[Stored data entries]
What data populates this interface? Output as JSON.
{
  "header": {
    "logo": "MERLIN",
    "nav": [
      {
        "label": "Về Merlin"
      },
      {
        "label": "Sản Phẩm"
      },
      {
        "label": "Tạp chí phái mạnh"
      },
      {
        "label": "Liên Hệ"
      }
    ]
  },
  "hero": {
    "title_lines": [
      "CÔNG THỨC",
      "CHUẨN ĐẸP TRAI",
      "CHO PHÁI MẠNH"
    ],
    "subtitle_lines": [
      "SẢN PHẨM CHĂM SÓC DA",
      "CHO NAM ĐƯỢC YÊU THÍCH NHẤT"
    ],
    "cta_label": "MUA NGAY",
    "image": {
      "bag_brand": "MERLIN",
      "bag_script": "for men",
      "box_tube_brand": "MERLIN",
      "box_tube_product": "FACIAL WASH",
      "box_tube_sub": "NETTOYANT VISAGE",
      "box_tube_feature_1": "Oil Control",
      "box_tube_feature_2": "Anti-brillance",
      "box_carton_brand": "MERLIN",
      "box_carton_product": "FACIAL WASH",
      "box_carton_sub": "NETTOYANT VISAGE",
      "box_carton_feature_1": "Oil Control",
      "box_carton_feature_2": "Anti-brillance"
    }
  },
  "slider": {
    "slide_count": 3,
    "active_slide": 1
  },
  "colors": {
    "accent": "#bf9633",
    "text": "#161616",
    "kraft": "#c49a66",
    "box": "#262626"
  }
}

[SHORT TASK]
Scan the material for lines with the word "NETTOYANT", and copy each line you find.

[ANSWER TO THIS TASK]
      "box_tube_sub": "NETTOYANT VISAGE",
      "box_carton_sub": "NETTOYANT VISAGE",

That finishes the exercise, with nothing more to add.